▶ DOCUMENT:

# Puppy ruck sack - free to a good home



## Datun Walnut (Oct 15, 2013)

Time for a clear out at Chez Datun. On offer today is a BRAND NEW (still in it's wrapping) puppy ruck sack. It'll fit a pup up to 8Kg. Poppy just wouldn't entertain it as she's a 'free spirit' (read 'hyperactive idiot').
Anyway, for a donation to red nose day, you could be carrying this season's must-have accessory. (I hope I haven't over sold it).


----------



## fairlie (Sep 7, 2013)

Could I squish a twenty pound Rufus in humanely? If so I'll take it, it is exacty what I am looking for.


----------



## Datun Walnut (Oct 15, 2013)

fairlie said:


> Could I squish a twenty pound Rufus in humanely? If so I'll take it, it is exacty what I am looking for.


It could be done - not humanely - but it could be done. I'd like to see you try tho.


----------



## Tinman (Apr 23, 2013)

Can't believe you've had no takers on such a great piece of kit!
Get it on eBay & buy a couple of bottles of red with the proceeds
It links in with the Red Nose Day theme!!


----------



## Datun Walnut (Oct 15, 2013)

▶ DATA PROVIDED:

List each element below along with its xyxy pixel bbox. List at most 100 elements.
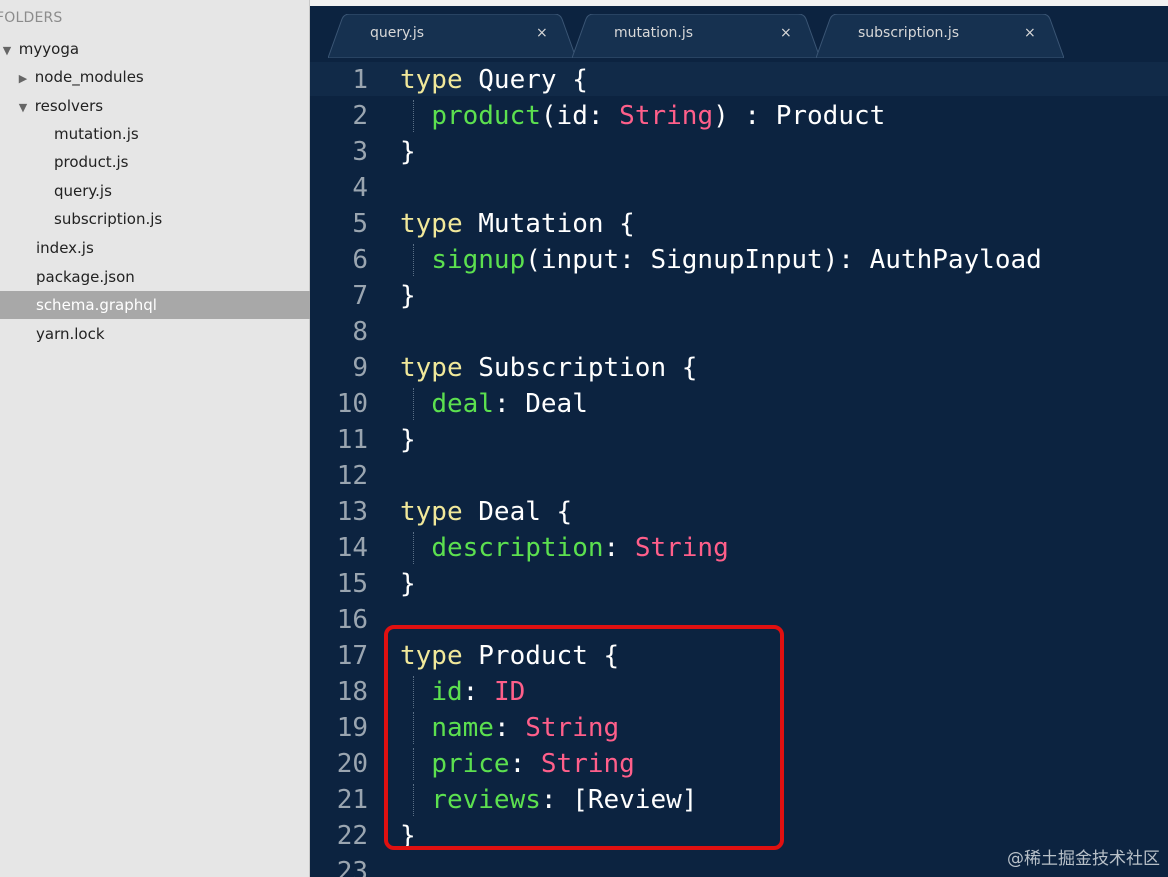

▶ EXERCISES:
**a)** In the forum thread, what is the weight limit of a pup the rucksack will fit?
**b)** Print the part of the forum thread starting at "It could be done - not" and ending at "piece of kit!".
The data bear no relation to the forum thread.

▶ SOLUTIONS PER TASK:
**a)** It will fit a pup up to 8 kg.

**b)**
It could be done - not humanely - but it could be done. I'd like to see you try tho.


----------



## Tinman (Apr 23, 2013)

Can't believe you've had no takers on such a great piece of kit!